[Start of MATERIAL FOR THIS TASK]

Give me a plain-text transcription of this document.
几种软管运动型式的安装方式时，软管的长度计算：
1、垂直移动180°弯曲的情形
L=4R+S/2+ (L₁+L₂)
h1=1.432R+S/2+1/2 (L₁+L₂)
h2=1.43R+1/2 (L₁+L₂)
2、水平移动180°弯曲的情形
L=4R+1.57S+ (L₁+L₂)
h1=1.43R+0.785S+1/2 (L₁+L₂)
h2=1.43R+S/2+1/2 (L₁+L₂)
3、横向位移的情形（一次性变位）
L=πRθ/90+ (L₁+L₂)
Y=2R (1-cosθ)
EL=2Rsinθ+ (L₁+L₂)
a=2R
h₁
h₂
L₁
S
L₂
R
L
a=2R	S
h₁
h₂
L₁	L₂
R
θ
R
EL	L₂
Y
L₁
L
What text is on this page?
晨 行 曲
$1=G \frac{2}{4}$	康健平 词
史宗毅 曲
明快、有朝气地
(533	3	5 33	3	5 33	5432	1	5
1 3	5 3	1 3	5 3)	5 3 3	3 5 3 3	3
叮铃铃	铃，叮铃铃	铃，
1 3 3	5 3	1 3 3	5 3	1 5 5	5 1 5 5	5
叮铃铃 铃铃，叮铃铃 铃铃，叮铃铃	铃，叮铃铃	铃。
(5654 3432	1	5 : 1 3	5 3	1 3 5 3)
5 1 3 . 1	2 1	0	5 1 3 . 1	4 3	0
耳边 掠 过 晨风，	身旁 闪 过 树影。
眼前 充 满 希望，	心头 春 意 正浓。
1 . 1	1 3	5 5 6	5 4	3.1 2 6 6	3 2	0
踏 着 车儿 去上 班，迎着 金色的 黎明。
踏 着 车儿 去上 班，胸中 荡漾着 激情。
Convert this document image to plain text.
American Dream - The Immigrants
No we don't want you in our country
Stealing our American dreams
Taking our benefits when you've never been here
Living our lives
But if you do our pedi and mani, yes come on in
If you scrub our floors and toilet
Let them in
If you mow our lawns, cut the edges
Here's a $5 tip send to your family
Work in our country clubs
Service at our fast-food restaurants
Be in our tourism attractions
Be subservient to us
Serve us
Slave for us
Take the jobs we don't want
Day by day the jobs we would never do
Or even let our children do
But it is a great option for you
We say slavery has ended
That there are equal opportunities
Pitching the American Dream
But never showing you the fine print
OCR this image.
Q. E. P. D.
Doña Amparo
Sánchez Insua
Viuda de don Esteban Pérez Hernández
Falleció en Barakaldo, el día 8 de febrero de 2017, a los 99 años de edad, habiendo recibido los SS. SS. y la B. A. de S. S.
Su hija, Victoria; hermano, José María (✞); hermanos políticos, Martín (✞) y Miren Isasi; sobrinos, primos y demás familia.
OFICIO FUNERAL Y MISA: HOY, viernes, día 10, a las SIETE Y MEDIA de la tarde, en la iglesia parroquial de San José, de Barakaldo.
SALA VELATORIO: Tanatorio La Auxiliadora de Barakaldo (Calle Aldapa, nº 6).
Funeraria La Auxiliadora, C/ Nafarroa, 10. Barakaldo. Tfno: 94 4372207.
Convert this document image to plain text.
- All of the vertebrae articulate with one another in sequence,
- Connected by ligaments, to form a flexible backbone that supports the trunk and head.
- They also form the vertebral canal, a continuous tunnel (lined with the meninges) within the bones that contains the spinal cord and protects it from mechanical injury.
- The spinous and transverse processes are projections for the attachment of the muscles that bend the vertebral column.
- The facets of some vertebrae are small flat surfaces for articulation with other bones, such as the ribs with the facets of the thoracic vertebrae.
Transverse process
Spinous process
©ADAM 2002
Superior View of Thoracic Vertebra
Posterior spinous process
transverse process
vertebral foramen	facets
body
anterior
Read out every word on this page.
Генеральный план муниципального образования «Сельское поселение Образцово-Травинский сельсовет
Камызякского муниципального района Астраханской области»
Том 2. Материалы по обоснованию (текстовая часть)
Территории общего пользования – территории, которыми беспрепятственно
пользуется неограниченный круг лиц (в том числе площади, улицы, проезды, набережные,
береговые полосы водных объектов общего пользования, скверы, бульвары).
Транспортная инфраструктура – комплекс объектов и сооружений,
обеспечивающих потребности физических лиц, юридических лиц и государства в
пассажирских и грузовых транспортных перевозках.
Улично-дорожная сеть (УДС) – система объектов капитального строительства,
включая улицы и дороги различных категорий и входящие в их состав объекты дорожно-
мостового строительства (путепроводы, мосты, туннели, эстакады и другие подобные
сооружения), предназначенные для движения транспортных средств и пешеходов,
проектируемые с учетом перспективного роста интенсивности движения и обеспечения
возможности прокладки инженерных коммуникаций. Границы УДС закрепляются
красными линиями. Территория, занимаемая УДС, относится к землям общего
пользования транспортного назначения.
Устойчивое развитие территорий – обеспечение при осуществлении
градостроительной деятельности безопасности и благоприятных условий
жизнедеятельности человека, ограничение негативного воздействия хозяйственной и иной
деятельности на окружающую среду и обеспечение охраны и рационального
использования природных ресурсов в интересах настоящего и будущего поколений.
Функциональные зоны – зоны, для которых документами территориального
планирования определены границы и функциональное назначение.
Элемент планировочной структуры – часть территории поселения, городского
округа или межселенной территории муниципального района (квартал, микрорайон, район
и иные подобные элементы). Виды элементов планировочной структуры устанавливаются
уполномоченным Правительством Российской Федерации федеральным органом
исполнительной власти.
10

[End of MATERIAL FOR THIS TASK]

DO THIS:
Find how many lines of the listing include the string "American" and give that number, nothing else.

EXERCISE SOLUTION:
3